▶ [Directive]: Copy out every record below with complete accuracy.

Collection entries
————————
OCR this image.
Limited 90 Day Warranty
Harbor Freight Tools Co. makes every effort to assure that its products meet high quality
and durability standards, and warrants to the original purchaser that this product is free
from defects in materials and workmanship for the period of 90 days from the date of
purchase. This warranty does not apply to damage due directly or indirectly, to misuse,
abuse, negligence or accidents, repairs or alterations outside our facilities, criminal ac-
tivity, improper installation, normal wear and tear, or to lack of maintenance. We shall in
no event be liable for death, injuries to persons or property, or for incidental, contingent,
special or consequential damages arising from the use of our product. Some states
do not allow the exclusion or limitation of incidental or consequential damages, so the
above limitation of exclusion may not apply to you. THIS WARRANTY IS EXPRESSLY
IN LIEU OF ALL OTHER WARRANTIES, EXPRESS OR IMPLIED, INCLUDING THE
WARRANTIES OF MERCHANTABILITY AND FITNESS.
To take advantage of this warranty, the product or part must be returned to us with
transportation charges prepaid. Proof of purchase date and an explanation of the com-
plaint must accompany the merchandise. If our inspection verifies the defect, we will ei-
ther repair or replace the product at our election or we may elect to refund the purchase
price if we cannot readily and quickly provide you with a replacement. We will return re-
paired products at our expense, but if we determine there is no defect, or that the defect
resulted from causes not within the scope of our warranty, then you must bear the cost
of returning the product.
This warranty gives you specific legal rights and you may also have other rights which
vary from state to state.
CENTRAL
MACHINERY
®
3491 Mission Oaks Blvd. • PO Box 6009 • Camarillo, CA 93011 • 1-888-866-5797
————————
▶ [The answer]:
OCR this image.
Limited 90 Day Warranty
Harbor Freight Tools Co. makes every effort to assure that its products meet high quality
and durability standards, and warrants to the original purchaser that this product is free
from defects in materials and workmanship for the period of 90 days from the date of
purchase. This warranty does not apply to damage due directly or indirectly, to misuse,
abuse, negligence or accidents, repairs or alterations outside our facilities, criminal ac-
tivity, improper installation, normal wear and tear, or to lack of maintenance. We shall in
no event be liable for death, injuries to persons or property, or for incidental, contingent,
special or consequential damages arising from the use of our product. Some states
do not allow the exclusion or limitation of incidental or consequential damages, so the
above limitation of exclusion may not apply to you. THIS WARRANTY IS EXPRESSLY
IN LIEU OF ALL OTHER WARRANTIES, EXPRESS OR IMPLIED, INCLUDING THE
WARRANTIES OF MERCHANTABILITY AND FITNESS.
To take advantage of this warranty, the product or part must be returned to us with
transportation charges prepaid. Proof of purchase date and an explanation of the com-
plaint must accompany the merchandise. If our inspection verifies the defect, we will ei-
ther repair or replace the product at our election or we may elect to refund the purchase
price if we cannot readily and quickly provide you with a replacement. We will return re-
paired products at our expense, but if we determine there is no defect, or that the defect
resulted from causes not within the scope of our warranty, then you must bear the cost
of returning the product.
This warranty gives you specific legal rights and you may also have other rights which
vary from state to state.
CENTRAL
MACHINERY
®
3491 Mission Oaks Blvd. • PO Box 6009 • Camarillo, CA 93011 • 1-888-866-5797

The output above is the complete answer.